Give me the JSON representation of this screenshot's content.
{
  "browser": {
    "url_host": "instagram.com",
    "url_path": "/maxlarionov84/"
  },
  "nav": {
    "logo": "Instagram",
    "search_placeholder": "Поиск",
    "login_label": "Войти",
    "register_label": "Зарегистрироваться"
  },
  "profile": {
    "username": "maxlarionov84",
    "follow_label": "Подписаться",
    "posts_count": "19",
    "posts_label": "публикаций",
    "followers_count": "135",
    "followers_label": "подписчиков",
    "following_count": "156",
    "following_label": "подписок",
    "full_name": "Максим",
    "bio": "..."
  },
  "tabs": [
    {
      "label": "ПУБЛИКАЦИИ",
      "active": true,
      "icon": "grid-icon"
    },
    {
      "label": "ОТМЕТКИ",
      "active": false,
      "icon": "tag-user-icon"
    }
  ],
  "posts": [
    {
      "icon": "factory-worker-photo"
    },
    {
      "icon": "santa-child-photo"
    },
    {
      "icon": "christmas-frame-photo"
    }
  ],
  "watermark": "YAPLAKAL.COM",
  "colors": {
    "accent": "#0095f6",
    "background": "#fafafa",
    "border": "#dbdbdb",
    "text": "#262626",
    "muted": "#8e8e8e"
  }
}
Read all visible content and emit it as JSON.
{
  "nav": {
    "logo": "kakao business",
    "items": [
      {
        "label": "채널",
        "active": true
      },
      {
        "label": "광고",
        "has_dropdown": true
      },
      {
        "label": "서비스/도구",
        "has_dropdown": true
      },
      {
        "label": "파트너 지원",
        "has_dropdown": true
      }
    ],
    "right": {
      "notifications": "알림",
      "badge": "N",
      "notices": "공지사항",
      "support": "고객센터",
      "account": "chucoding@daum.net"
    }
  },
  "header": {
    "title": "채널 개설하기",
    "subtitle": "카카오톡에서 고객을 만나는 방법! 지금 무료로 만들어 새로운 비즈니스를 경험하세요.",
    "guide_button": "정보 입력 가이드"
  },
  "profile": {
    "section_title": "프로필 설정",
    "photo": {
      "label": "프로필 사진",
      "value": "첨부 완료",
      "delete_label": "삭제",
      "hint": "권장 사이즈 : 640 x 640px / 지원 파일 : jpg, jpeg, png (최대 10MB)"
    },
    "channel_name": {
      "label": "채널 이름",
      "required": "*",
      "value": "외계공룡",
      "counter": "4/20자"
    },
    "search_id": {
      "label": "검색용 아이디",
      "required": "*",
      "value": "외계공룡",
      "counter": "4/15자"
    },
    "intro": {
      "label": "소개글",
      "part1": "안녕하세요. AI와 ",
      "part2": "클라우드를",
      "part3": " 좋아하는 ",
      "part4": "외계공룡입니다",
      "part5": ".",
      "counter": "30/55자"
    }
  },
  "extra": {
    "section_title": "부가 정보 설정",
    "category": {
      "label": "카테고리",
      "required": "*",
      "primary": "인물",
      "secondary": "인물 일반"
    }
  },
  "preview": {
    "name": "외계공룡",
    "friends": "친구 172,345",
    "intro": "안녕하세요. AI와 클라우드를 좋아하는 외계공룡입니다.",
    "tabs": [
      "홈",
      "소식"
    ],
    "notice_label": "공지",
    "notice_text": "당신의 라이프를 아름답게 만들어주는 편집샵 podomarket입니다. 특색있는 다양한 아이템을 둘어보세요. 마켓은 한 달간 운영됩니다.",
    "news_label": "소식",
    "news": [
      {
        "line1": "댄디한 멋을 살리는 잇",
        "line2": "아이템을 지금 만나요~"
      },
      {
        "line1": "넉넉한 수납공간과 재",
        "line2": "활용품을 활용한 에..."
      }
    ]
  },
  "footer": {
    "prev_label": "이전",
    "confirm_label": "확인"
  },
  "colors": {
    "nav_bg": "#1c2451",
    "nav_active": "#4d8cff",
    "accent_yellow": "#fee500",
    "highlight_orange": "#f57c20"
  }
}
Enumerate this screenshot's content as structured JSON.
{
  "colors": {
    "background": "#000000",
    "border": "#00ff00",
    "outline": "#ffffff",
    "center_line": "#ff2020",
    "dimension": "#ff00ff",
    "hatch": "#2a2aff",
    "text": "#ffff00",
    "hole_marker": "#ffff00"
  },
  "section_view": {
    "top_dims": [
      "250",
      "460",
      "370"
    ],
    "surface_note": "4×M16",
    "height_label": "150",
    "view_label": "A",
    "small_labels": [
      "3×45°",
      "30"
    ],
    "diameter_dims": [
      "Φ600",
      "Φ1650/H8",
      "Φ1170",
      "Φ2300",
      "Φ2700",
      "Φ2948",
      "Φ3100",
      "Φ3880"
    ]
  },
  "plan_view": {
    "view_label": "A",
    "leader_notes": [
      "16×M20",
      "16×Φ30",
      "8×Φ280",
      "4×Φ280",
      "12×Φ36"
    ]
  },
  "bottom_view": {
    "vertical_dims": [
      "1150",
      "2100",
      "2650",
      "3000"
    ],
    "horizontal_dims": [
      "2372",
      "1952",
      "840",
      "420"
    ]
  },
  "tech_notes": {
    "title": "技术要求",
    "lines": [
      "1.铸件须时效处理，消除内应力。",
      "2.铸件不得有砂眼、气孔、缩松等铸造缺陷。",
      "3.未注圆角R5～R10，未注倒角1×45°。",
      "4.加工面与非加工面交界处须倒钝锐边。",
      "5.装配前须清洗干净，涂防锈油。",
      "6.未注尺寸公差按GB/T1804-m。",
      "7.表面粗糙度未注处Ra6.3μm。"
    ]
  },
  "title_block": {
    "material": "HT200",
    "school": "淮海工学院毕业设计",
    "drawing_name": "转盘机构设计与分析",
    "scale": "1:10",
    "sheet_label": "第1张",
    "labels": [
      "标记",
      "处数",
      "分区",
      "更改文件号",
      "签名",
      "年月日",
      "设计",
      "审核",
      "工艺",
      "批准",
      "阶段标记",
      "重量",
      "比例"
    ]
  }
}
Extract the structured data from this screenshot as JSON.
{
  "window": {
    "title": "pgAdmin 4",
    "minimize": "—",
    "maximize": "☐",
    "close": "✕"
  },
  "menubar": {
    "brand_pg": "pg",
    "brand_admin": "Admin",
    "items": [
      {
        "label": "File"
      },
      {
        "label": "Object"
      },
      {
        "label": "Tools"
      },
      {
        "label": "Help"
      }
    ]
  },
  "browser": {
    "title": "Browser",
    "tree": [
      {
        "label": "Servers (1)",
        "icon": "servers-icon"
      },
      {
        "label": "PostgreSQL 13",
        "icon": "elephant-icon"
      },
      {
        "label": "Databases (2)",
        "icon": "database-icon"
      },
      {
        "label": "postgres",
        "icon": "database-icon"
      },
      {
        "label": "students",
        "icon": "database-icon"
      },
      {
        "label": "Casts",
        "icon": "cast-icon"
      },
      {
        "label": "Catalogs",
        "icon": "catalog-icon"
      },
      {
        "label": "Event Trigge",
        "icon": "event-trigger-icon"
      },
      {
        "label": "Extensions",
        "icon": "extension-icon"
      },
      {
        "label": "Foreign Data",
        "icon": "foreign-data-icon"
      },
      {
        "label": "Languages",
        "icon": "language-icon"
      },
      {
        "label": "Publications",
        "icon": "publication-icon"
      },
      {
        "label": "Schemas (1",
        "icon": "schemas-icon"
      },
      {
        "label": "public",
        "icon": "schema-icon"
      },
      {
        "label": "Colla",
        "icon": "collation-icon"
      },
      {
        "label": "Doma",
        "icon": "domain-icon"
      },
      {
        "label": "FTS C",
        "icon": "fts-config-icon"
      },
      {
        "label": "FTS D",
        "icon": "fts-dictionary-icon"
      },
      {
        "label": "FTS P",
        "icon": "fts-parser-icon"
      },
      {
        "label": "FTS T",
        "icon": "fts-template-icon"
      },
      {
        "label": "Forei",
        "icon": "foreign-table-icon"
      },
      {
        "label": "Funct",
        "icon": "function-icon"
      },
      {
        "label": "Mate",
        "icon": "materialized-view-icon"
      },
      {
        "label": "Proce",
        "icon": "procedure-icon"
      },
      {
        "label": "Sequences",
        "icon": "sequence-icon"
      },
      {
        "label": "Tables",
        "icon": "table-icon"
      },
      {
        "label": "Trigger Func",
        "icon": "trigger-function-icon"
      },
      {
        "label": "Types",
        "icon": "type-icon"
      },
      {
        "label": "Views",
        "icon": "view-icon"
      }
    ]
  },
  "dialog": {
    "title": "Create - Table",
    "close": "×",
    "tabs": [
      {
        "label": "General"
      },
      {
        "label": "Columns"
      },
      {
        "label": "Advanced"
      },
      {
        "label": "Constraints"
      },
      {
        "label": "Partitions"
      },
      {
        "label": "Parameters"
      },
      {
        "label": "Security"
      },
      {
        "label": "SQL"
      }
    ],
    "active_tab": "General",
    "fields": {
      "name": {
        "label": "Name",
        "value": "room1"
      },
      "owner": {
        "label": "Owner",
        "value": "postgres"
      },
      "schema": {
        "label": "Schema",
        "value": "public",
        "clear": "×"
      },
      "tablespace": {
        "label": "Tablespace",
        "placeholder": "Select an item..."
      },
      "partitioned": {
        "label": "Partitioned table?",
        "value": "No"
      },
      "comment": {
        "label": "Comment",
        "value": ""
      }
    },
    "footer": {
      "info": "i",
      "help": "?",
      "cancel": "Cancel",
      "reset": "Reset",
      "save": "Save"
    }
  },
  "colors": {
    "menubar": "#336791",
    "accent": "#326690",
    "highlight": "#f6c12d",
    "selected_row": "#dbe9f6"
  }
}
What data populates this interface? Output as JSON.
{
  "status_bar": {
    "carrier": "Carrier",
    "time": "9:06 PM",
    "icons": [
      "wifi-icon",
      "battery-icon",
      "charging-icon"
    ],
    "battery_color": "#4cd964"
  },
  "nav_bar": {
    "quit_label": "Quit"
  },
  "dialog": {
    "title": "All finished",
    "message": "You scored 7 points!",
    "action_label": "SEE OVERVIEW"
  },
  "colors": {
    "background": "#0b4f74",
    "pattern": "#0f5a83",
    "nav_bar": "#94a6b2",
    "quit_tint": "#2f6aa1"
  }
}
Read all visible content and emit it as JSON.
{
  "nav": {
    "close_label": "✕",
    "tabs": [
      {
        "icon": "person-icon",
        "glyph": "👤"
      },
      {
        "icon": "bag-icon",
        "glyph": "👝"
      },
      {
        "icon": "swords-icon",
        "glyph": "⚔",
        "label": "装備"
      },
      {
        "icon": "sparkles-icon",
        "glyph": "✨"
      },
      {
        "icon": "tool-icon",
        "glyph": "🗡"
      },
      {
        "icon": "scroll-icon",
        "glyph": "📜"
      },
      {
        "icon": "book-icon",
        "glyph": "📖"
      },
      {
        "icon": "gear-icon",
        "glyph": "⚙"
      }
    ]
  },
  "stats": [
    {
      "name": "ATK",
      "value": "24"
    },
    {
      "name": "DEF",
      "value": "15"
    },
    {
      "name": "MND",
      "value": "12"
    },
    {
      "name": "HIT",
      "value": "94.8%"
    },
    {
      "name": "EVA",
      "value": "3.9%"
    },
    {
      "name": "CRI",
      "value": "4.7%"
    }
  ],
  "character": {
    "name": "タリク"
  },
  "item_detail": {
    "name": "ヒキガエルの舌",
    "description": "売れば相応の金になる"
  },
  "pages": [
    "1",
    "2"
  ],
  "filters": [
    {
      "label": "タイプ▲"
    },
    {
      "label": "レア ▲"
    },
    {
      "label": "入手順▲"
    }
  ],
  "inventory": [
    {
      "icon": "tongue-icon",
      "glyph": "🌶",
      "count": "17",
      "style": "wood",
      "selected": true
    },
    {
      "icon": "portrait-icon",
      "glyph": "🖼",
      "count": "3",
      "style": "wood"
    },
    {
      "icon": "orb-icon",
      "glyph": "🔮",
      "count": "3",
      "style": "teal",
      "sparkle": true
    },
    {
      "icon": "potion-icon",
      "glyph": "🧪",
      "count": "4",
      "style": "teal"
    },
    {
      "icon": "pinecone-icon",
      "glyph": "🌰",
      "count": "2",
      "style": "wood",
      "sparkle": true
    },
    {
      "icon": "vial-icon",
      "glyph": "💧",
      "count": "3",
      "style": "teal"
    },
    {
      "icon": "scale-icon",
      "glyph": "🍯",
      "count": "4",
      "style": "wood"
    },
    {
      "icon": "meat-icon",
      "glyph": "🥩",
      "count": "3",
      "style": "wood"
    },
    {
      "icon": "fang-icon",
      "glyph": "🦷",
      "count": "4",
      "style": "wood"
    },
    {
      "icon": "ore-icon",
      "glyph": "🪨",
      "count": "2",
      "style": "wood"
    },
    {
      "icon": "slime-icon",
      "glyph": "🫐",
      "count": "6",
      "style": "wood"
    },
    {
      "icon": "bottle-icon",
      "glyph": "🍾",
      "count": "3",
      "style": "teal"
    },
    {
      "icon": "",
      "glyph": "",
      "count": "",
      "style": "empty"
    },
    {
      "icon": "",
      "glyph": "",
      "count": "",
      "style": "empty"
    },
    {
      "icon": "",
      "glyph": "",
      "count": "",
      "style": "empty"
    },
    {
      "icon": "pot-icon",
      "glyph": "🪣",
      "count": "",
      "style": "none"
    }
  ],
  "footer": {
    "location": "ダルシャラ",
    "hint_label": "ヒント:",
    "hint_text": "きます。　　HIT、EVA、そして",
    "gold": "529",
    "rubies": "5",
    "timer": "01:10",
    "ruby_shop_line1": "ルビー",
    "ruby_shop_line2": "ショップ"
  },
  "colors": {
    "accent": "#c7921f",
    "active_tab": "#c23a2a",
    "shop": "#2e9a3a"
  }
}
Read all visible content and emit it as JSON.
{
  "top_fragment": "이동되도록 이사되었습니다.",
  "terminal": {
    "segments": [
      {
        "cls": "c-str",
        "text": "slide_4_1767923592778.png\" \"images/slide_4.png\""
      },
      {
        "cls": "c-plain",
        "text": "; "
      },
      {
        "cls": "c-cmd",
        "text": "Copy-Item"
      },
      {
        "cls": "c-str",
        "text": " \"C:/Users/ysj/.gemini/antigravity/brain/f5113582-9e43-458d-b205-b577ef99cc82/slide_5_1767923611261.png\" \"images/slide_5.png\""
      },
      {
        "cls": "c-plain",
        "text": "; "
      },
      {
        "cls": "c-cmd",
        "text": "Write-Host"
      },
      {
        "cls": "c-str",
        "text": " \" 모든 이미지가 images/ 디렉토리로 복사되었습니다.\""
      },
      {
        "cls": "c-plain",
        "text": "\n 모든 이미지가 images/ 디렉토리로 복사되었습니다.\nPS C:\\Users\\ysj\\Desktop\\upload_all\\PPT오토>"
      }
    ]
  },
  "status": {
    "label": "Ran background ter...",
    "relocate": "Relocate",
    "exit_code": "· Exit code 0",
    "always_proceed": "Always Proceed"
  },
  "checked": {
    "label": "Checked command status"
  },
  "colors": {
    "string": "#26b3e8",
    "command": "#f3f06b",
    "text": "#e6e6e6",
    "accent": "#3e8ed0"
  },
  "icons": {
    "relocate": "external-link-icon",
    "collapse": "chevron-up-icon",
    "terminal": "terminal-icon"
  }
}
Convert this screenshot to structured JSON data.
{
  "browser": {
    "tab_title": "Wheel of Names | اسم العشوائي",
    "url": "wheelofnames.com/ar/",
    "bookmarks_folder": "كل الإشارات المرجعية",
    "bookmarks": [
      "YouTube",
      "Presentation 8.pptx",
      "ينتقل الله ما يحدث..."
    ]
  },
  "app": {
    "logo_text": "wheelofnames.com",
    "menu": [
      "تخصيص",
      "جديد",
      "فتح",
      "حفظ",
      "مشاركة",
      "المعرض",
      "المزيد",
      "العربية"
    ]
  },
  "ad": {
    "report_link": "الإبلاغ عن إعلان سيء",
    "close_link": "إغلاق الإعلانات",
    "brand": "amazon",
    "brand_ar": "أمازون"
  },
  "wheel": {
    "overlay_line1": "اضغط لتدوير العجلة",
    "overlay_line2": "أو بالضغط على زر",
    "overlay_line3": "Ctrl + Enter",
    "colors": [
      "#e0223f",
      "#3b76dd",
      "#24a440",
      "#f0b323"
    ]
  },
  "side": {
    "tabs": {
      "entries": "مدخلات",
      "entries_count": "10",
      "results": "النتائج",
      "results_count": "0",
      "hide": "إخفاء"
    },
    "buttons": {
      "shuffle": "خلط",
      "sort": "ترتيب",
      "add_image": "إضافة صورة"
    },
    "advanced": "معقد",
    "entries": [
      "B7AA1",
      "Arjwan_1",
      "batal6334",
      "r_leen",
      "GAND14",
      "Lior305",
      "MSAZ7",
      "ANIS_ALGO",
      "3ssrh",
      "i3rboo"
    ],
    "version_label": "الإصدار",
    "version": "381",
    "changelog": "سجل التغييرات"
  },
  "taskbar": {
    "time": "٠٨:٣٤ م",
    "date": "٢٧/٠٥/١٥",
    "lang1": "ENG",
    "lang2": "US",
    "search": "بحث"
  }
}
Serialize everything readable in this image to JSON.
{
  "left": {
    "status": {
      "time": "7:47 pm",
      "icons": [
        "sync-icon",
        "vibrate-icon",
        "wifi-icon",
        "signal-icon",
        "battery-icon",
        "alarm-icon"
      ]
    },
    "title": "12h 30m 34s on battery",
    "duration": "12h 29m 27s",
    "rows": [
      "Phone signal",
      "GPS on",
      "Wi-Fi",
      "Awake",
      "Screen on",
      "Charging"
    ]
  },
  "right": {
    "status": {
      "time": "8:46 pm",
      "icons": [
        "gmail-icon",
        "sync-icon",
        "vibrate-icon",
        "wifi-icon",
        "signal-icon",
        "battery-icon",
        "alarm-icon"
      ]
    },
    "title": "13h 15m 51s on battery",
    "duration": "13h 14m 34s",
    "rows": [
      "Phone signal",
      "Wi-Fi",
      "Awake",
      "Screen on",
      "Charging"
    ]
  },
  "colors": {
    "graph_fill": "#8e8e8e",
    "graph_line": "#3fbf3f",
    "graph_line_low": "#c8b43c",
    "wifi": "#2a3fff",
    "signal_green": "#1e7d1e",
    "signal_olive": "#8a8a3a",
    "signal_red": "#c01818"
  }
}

##############################

Exercise brief
Gather every line from the listing above in which the word "좋아하는" appears.

Result below
      "part3": " 좋아하는 ",
    "intro": "안녕하세요. AI와 클라우드를 좋아하는 외계공룡입니다.",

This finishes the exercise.